From the data below, select every line that contains the string "site", matching case exactly.

Extracted data —
##############################

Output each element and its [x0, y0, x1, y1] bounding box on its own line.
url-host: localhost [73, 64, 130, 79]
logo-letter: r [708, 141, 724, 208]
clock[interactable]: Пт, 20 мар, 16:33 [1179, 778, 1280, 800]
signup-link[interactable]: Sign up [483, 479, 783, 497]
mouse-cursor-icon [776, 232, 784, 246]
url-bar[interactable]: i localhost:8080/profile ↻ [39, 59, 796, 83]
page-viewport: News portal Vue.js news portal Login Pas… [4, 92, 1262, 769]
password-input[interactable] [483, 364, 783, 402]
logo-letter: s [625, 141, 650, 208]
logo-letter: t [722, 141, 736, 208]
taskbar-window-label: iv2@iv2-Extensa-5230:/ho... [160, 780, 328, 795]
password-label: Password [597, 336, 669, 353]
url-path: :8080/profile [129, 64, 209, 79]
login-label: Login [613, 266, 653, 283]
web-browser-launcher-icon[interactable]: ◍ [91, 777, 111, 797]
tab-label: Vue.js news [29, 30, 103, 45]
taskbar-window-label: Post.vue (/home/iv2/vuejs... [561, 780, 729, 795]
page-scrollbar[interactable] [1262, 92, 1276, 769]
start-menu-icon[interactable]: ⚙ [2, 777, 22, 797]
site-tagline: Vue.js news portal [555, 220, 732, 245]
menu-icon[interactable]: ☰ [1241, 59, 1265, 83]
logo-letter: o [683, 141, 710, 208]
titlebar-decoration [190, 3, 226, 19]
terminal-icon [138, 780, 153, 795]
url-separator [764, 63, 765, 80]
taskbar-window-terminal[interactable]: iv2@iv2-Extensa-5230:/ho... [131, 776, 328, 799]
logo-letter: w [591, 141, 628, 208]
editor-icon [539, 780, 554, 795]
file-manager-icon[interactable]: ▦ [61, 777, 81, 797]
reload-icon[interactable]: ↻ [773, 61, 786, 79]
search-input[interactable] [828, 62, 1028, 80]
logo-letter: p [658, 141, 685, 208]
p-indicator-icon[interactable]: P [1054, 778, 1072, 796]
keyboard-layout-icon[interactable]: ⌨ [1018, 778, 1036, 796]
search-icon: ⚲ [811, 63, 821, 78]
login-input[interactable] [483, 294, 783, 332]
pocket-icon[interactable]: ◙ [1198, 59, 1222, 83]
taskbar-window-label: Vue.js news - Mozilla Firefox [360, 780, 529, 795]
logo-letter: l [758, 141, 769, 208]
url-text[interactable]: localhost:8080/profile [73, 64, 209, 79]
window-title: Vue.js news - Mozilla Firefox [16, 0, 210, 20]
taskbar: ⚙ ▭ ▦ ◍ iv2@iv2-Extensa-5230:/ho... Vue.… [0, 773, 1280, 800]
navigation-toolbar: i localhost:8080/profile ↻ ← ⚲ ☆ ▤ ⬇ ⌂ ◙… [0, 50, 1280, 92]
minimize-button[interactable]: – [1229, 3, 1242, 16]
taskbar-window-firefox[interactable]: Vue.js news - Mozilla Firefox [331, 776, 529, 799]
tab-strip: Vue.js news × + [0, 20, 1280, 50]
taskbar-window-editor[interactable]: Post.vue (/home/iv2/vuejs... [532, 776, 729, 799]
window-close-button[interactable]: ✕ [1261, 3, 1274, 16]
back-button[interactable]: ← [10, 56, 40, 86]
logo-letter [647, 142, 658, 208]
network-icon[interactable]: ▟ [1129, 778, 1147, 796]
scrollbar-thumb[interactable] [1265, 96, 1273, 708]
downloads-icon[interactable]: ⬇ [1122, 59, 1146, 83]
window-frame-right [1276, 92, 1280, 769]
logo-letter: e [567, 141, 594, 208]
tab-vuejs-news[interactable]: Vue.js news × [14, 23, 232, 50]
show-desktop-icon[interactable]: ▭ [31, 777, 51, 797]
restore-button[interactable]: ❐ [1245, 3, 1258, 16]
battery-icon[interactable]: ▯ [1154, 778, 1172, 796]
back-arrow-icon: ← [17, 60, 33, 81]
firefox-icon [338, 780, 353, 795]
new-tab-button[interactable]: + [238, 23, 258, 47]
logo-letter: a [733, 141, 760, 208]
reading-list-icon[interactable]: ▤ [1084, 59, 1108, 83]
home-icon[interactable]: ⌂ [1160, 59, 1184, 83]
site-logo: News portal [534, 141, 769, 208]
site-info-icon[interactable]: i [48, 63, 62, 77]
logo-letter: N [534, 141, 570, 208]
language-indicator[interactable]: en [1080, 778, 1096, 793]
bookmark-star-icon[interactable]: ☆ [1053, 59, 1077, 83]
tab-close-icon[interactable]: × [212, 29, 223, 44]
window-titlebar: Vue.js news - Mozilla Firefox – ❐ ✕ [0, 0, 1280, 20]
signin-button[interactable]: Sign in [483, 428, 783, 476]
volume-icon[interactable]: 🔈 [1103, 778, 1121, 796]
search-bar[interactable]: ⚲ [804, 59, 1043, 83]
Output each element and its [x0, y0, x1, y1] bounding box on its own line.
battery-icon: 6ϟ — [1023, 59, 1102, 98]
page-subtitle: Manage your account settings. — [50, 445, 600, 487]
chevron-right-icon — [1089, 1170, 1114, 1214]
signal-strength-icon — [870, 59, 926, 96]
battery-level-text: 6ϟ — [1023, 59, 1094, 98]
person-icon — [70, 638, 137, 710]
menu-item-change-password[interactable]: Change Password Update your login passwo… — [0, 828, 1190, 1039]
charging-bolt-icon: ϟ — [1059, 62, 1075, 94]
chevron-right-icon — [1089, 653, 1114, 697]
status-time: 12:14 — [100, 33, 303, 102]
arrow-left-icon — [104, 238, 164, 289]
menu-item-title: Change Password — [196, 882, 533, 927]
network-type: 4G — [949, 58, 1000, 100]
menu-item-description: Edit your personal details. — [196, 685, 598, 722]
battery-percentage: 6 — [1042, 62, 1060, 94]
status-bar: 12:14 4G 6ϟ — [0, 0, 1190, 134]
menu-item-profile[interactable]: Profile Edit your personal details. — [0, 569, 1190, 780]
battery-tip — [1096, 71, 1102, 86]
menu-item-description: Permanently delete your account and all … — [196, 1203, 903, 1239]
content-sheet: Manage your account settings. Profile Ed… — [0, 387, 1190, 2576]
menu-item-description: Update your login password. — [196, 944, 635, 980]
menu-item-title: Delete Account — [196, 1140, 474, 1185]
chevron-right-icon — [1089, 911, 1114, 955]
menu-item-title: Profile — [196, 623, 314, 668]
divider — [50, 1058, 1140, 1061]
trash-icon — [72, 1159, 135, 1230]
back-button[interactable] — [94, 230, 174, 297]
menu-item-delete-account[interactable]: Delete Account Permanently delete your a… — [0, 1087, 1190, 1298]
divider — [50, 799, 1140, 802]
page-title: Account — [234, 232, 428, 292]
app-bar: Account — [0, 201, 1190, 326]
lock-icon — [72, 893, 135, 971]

##############################

Full solution —
site-tagline: Vue.js news portal [555, 220, 732, 245]
site-logo: News portal [534, 141, 769, 208]
site-info-icon[interactable]: i [48, 63, 62, 77]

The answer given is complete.